=== Directions ===
Would you pull out every line of the material that contains the string "What"?

=== Dataset ===
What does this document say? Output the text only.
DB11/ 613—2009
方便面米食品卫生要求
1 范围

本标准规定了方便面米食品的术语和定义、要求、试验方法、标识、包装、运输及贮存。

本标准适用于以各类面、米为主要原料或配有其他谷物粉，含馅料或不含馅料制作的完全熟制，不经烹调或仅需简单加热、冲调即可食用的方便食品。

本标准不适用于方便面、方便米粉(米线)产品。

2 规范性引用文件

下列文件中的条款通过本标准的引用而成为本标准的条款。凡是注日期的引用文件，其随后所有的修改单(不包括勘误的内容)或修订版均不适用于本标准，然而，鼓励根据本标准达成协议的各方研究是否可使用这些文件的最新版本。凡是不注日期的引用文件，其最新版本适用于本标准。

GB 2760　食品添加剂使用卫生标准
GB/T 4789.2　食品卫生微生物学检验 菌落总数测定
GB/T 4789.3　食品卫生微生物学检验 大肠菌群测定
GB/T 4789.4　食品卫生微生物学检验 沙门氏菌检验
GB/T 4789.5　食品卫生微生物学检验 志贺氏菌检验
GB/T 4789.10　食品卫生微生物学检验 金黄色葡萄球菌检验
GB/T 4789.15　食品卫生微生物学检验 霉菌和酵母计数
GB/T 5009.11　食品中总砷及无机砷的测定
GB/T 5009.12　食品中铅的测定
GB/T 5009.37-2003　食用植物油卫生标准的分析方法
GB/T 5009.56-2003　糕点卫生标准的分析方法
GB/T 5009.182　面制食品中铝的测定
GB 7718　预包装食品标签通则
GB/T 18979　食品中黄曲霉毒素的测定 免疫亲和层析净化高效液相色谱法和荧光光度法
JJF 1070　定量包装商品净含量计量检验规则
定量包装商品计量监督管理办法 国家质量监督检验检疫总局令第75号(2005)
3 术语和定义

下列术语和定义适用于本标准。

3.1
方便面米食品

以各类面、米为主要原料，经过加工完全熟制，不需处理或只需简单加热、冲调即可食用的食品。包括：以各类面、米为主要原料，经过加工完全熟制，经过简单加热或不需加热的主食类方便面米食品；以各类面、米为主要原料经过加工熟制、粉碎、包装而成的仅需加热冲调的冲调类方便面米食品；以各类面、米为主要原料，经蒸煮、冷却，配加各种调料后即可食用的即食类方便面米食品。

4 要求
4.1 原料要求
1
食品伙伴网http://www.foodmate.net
* * *
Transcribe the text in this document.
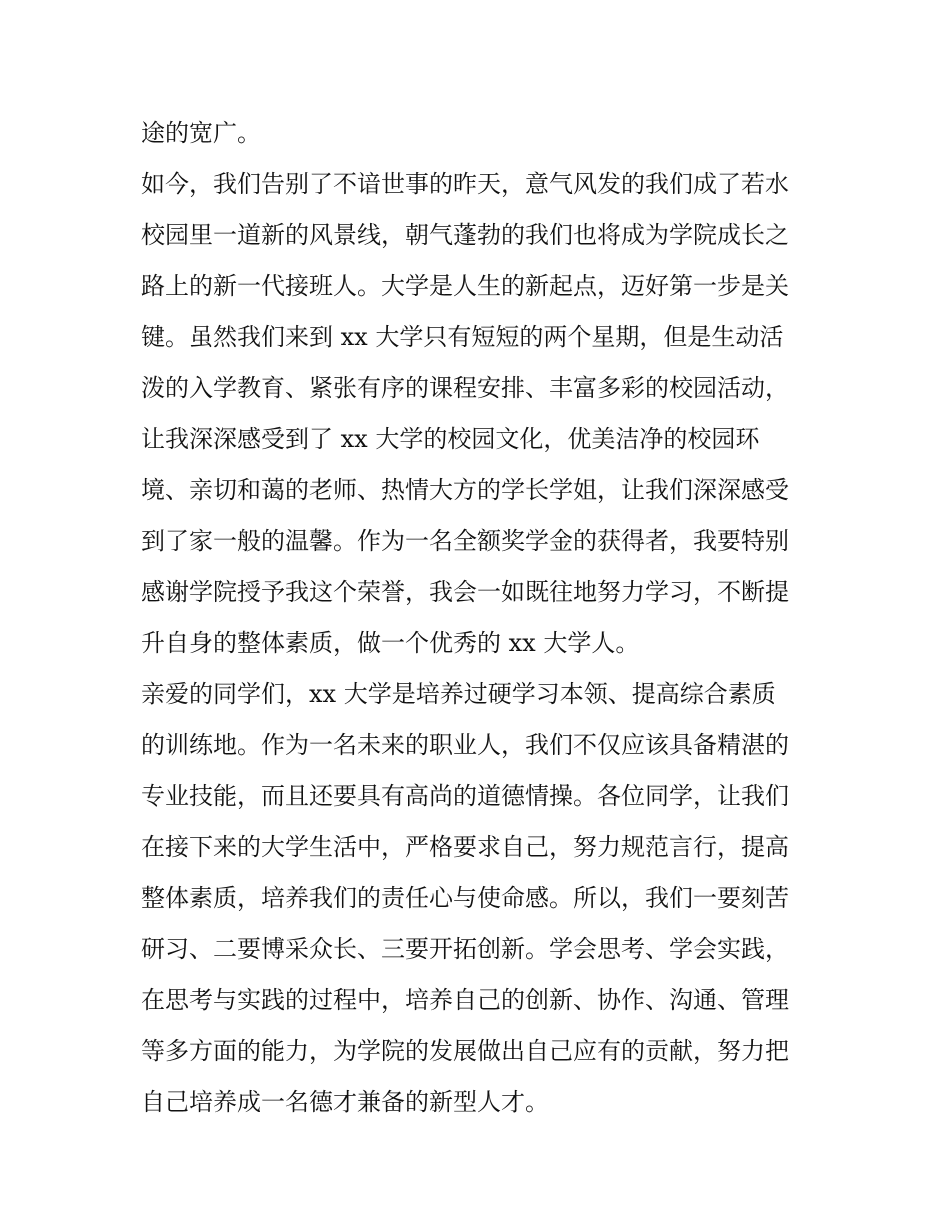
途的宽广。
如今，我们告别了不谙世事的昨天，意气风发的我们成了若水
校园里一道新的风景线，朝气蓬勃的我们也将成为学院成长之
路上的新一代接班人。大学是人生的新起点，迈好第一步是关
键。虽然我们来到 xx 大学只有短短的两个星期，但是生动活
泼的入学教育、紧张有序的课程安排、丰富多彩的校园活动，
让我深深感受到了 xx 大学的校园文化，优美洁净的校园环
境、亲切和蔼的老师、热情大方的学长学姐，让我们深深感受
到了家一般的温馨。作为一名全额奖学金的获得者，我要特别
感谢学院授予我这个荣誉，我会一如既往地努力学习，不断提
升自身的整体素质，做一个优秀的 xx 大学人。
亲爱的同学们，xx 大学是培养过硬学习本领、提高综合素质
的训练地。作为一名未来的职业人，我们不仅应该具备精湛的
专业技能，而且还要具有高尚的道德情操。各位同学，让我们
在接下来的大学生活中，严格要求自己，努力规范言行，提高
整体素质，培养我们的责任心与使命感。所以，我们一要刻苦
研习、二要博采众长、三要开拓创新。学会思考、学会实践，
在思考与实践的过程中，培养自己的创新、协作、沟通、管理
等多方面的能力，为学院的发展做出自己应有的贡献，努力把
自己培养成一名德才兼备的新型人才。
==
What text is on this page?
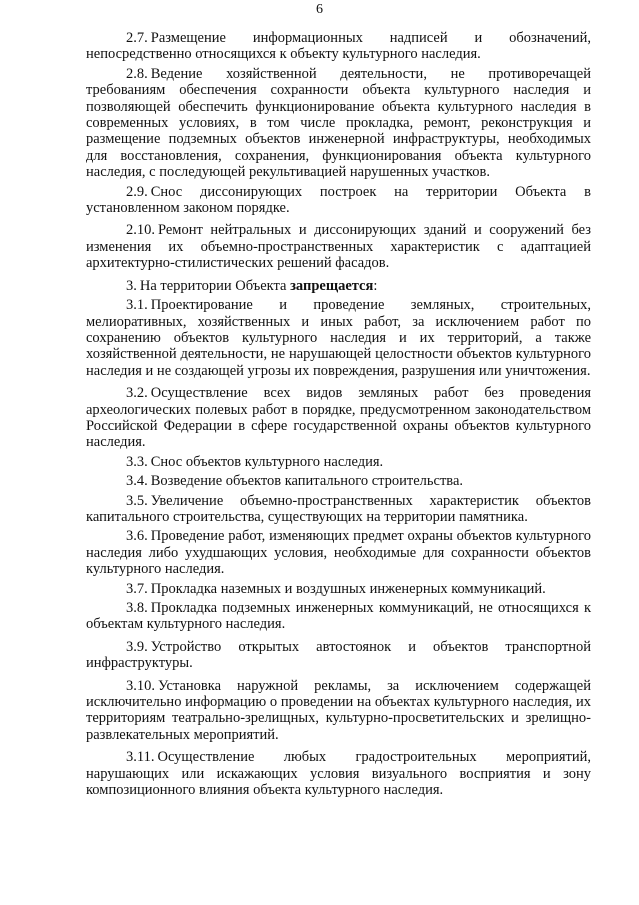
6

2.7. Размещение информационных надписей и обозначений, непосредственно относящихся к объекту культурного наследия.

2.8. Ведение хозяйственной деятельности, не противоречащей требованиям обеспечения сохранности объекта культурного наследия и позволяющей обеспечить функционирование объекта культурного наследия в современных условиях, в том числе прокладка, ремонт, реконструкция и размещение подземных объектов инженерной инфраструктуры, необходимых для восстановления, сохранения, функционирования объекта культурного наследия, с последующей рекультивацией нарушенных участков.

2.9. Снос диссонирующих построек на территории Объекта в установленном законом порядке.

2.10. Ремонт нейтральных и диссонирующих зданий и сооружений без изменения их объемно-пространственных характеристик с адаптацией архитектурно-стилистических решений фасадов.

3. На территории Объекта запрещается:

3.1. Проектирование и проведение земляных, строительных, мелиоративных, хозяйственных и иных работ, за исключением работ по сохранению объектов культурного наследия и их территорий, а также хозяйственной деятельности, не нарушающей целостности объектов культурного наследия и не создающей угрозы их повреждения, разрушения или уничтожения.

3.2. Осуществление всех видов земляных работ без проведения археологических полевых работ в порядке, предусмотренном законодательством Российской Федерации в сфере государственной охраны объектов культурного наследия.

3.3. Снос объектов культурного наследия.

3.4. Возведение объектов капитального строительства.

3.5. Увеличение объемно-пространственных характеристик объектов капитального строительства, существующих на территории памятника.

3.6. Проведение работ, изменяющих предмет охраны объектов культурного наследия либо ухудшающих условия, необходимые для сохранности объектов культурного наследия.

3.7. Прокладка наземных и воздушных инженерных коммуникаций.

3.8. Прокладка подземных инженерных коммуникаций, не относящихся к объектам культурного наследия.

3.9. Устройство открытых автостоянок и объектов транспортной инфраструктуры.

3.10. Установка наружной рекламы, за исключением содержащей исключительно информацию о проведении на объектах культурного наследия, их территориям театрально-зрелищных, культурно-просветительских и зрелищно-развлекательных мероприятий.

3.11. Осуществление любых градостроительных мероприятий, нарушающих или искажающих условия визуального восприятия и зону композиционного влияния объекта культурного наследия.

=== The result ===
What does this document say? Output the text only.
What text is on this page?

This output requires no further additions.